EXERCISE DESCRIPTION
Copy nothing but the text: repeat each entry exactly and drop the images.

- - - - -

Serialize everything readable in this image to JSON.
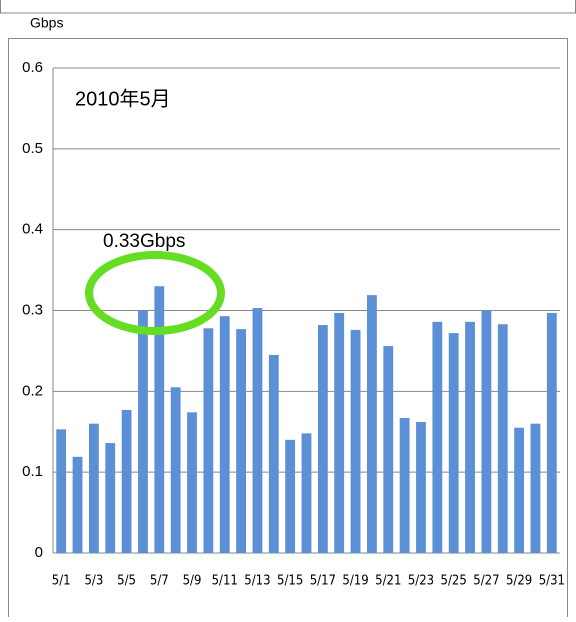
{
  "chart_data": {
    "type": "bar",
    "y_label": "Gbps",
    "annotations": [
      "2010年5月",
      "0.33Gbps"
    ],
    "categories": [
      "5/1",
      null,
      "5/3",
      null,
      "5/5",
      null,
      "5/7",
      null,
      "5/9",
      null,
      "5/11",
      null,
      "5/13",
      null,
      "5/15",
      null,
      "5/17",
      null,
      "5/19",
      null,
      "5/21",
      null,
      "5/23",
      null,
      "5/25",
      null,
      "5/27",
      null,
      "5/29",
      null,
      "5/31"
    ],
    "values": [
      0.153,
      0.119,
      0.16,
      0.136,
      0.177,
      0.3,
      0.33,
      0.205,
      0.174,
      0.278,
      0.293,
      0.277,
      0.303,
      0.245,
      0.14,
      0.148,
      0.282,
      0.297,
      0.276,
      0.319,
      0.256,
      0.167,
      0.162,
      0.286,
      0.272,
      0.286,
      0.3,
      0.283,
      0.155,
      0.16,
      0.297
    ],
    "color": "#5b8fd6",
    "ylim": [
      0,
      0.6
    ],
    "yticks": [
      0,
      0.1,
      0.2,
      0.3,
      0.4,
      0.5,
      0.6
    ],
    "grid": true
  }
}
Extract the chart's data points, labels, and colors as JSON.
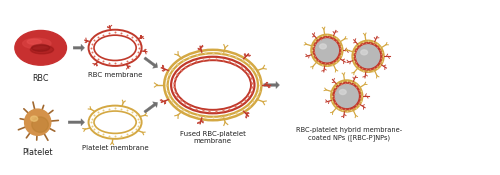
{
  "bg_color": "#ffffff",
  "rbc_color": "#c0392b",
  "rbc_highlight": "#d45050",
  "rbc_shadow": "#7a0000",
  "platelet_color": "#d4924a",
  "platelet_dark": "#a06830",
  "platelet_highlight": "#e8b870",
  "membrane_red": "#c0392b",
  "membrane_gold": "#d4a843",
  "bead_red": "#e07060",
  "bead_gold": "#e8cc80",
  "np_core_color": "#b8b8b8",
  "np_core_highlight": "#d8d8d8",
  "arrow_color": "#707070",
  "text_color": "#222222",
  "label_rbc": "RBC",
  "label_rbc_mem": "RBC membrane",
  "label_platelet": "Platelet",
  "label_platelet_mem": "Platelet membrane",
  "label_fused": "Fused RBC-platelet\nmembrane",
  "label_np": "RBC-platelet hybrid membrane-\ncoated NPs ([RBC-P]NPs)",
  "figsize": [
    5.0,
    1.75
  ],
  "dpi": 100
}
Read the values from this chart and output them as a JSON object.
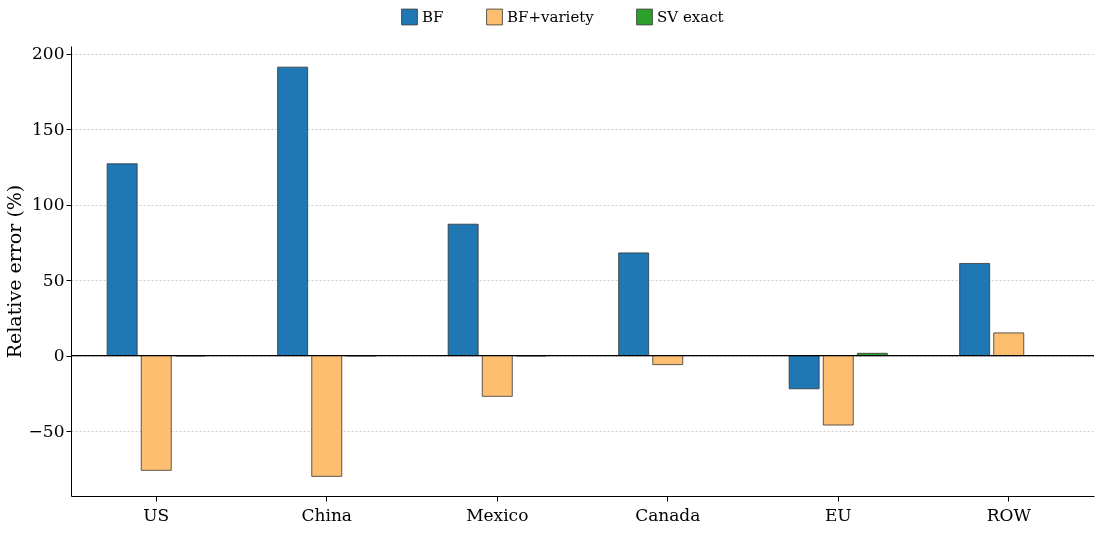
{
  "chart_data": {
    "type": "bar",
    "ylabel": "Relative error (%)",
    "categories": [
      "US",
      "China",
      "Mexico",
      "Canada",
      "EU",
      "ROW"
    ],
    "series": [
      {
        "name": "BF",
        "color": "#1f77b4",
        "values": [
          127,
          191,
          87,
          68,
          -22,
          61
        ]
      },
      {
        "name": "BF+variety",
        "color": "#fdbf6f",
        "values": [
          -76,
          -80,
          -27,
          -6,
          -46,
          15
        ]
      },
      {
        "name": "SV exact",
        "color": "#2ca02c",
        "values": [
          -0.3,
          -0.3,
          -0.3,
          null,
          1.5,
          null
        ]
      }
    ],
    "ylim": [
      -93,
      205
    ],
    "yticks": [
      -50,
      0,
      50,
      100,
      150,
      200
    ],
    "grid": "y",
    "legend": "top",
    "ref_lines": [
      {
        "axis": "y",
        "value": 0,
        "color": "#000000"
      }
    ]
  }
}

- - - - -

THE RESULT
Serialize everything readable in this image to JSON.
{
  "chart_data": {
    "type": "bar",
    "y_label": "Gbps",
    "annotations": [
      "2010年5月",
      "0.33Gbps"
    ],
    "categories": [
      "5/1",
      null,
      "5/3",
      null,
      "5/5",
      null,
      "5/7",
      null,
      "5/9",
      null,
      "5/11",
      null,
      "5/13",
      null,
      "5/15",
      null,
      "5/17",
      null,
      "5/19",
      null,
      "5/21",
      null,
      "5/23",
      null,
      "5/25",
      null,
      "5/27",
      null,
      "5/29",
      null,
      "5/31"
    ],
    "values": [
      0.153,
      0.119,
      0.16,
      0.136,
      0.177,
      0.3,
      0.33,
      0.205,
      0.174,
      0.278,
      0.293,
      0.277,
      0.303,
      0.245,
      0.14,
      0.148,
      0.282,
      0.297,
      0.276,
      0.319,
      0.256,
      0.167,
      0.162,
      0.286,
      0.272,
      0.286,
      0.3,
      0.283,
      0.155,
      0.16,
      0.297
    ],
    "color": "#5b8fd6",
    "ylim": [
      0,
      0.6
    ],
    "yticks": [
      0,
      0.1,
      0.2,
      0.3,
      0.4,
      0.5,
      0.6
    ],
    "grid": true
  }
}
Extract the chart's data points, labels, and colors as JSON.
{
  "bg_color": "#ffffff",
  "rbc_color": "#c0392b",
  "rbc_highlight": "#d45050",
  "rbc_shadow": "#7a0000",
  "platelet_color": "#d4924a",
  "platelet_dark": "#a06830",
  "platelet_highlight": "#e8b870",
  "membrane_red": "#c0392b",
  "membrane_gold": "#d4a843",
  "bead_red": "#e07060",
  "bead_gold": "#e8cc80",
  "np_core_color": "#b8b8b8",
  "np_core_highlight": "#d8d8d8",
  "arrow_color": "#707070",
  "text_color": "#222222",
  "label_rbc": "RBC",
  "label_rbc_mem": "RBC membrane",
  "label_platelet": "Platelet",
  "label_platelet_mem": "Platelet membrane",
  "label_fused": "Fused RBC-platelet\nmembrane",
  "label_np": "RBC-platelet hybrid membrane-\ncoated NPs ([RBC-P]NPs)",
  "figsize": [
    5.0,
    1.75
  ],
  "dpi": 100
}
Read the values from this chart and output them as a JSON object.
{
  "chart_data": {
    "type": "bar",
    "ylabel": "Relative error (%)",
    "categories": [
      "US",
      "China",
      "Mexico",
      "Canada",
      "EU",
      "ROW"
    ],
    "series": [
      {
        "name": "BF",
        "color": "#1f77b4",
        "values": [
          127,
          191,
          87,
          68,
          -22,
          61
        ]
      },
      {
        "name": "BF+variety",
        "color": "#fdbf6f",
        "values": [
          -76,
          -80,
          -27,
          -6,
          -46,
          15
        ]
      },
      {
        "name": "SV exact",
        "color": "#2ca02c",
        "values": [
          -0.3,
          -0.3,
          -0.3,
          null,
          1.5,
          null
        ]
      }
    ],
    "ylim": [
      -93,
      205
    ],
    "yticks": [
      -50,
      0,
      50,
      100,
      150,
      200
    ],
    "grid": "y",
    "legend": "top",
    "ref_lines": [
      {
        "axis": "y",
        "value": 0,
        "color": "#000000"
      }
    ]
  }
}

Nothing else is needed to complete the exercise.